** START RECORDED DATA **
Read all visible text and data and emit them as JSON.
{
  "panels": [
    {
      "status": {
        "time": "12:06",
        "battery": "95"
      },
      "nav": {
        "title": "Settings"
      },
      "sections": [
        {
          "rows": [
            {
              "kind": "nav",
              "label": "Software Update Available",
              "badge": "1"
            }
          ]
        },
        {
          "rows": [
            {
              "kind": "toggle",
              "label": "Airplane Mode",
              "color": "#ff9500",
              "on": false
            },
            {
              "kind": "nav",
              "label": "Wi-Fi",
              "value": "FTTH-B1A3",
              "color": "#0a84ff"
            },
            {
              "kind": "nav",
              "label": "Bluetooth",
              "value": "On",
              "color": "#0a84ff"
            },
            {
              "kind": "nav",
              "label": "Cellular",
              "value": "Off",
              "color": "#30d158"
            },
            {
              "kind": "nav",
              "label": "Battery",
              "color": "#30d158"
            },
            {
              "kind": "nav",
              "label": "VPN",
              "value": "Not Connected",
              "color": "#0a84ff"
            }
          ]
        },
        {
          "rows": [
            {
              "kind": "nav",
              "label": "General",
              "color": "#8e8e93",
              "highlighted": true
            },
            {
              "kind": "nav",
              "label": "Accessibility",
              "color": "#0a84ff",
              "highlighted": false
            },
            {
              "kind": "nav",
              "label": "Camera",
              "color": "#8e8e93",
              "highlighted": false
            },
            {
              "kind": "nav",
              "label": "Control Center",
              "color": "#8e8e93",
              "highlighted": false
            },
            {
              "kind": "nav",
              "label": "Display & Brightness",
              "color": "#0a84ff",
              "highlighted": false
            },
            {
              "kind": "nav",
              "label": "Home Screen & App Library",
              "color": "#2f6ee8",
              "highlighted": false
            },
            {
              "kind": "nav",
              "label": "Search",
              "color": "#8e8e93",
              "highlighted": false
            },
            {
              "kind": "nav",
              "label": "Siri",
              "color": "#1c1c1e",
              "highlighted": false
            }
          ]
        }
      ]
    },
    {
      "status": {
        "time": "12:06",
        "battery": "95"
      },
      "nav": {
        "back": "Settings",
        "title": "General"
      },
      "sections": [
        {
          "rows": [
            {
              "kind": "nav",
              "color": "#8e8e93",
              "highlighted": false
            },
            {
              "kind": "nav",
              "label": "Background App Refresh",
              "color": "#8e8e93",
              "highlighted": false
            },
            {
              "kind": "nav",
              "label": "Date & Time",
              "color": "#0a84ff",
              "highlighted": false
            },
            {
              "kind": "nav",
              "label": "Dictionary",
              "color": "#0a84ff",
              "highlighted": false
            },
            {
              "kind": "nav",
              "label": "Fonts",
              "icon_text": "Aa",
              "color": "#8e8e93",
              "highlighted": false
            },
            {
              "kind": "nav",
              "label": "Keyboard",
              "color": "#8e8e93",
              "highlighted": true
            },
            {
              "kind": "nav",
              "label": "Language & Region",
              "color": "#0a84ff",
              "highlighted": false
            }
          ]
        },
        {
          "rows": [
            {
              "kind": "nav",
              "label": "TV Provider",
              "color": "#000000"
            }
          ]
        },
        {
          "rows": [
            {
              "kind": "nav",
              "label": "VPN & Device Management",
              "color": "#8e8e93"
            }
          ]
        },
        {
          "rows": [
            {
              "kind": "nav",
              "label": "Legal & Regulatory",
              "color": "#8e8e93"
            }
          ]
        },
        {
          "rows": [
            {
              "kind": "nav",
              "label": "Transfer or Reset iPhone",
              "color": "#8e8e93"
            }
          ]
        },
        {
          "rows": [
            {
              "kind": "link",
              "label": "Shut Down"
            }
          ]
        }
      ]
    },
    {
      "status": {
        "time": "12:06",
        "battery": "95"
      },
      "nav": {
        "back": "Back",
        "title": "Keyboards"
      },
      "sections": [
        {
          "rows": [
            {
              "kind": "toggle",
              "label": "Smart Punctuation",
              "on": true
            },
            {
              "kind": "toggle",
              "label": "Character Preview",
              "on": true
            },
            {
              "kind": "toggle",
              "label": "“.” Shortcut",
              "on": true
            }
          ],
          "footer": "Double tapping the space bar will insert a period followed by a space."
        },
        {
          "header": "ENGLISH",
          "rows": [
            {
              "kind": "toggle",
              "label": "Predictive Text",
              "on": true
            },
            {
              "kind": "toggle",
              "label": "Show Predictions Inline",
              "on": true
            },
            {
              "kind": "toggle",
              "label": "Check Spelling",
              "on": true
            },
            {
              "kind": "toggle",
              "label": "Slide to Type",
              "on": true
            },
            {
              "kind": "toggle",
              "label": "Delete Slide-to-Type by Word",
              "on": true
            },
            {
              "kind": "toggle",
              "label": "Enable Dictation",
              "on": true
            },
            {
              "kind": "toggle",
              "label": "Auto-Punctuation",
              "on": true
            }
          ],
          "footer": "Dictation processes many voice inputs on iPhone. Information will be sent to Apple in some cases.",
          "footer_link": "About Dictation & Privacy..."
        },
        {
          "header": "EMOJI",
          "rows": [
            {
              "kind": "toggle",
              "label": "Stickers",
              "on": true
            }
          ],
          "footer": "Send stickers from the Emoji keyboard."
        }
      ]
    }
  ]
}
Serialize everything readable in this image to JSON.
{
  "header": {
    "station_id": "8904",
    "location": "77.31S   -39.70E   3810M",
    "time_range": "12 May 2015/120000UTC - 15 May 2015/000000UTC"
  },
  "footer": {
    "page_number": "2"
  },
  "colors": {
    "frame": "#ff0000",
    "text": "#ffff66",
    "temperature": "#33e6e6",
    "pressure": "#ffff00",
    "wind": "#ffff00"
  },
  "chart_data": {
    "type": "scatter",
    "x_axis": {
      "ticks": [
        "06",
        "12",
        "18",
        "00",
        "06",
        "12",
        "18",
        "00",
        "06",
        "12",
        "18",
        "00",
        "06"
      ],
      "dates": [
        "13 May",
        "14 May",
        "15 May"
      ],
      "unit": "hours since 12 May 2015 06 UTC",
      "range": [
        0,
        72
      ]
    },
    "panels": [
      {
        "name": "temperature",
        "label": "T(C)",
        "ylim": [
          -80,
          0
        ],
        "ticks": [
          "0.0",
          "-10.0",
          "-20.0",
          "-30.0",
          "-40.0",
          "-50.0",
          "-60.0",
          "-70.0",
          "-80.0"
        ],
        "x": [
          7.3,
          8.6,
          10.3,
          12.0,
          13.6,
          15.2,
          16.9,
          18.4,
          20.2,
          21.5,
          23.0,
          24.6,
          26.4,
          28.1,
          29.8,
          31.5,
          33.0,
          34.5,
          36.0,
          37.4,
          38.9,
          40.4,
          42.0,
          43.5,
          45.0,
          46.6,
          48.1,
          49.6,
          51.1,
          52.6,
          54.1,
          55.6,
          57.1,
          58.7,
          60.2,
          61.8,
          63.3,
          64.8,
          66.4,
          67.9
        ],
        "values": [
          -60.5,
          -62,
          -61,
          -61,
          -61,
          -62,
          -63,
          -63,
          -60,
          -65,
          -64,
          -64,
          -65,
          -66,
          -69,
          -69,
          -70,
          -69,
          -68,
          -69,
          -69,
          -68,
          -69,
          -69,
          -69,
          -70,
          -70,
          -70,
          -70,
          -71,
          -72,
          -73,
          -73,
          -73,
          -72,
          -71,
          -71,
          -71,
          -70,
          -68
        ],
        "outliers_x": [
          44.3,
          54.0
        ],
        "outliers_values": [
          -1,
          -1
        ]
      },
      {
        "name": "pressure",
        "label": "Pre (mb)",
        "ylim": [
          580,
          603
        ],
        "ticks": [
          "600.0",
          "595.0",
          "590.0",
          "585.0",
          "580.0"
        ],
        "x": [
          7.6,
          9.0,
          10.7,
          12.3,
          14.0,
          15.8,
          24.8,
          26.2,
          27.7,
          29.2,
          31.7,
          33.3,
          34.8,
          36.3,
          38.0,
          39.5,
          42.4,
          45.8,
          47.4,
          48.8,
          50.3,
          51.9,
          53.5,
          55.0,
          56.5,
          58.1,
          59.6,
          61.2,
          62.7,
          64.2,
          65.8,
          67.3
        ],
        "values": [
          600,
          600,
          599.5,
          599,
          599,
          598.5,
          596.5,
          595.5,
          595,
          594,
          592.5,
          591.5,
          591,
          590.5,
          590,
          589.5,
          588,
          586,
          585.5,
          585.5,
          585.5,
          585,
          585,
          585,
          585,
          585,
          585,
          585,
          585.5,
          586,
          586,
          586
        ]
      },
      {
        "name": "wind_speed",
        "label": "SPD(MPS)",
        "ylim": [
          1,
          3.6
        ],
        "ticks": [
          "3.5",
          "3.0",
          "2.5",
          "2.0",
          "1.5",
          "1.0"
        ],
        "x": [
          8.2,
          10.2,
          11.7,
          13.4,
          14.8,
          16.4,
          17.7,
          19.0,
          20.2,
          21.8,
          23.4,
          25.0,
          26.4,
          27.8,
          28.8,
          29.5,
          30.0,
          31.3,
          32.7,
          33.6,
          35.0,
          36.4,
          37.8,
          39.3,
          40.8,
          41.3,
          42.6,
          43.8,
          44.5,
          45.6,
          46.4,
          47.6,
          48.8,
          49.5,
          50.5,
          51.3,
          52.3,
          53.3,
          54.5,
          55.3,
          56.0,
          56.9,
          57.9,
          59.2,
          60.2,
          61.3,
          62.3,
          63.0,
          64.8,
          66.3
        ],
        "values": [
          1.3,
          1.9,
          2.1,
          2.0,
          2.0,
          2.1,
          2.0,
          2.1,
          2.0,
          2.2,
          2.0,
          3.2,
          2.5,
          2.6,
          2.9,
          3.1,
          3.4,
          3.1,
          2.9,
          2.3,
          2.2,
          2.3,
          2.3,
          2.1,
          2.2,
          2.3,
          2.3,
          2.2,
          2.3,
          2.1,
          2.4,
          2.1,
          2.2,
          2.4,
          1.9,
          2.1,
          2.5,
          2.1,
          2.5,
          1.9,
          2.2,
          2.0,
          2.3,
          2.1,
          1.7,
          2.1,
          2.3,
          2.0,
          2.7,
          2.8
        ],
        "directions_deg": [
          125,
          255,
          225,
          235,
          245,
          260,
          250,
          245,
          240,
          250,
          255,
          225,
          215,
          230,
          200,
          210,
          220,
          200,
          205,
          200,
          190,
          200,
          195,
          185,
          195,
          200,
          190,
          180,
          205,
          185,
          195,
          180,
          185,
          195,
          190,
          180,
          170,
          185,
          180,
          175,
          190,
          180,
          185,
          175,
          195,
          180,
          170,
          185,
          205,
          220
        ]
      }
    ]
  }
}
** END RECORDED DATA **
## GIVEN PROBLEM:
Copy, from the material above, each line in which the string "temperature" occurs.

## ANSWER FOR THE TASK:
    "temperature": "#33e6e6",
        "name": "temperature",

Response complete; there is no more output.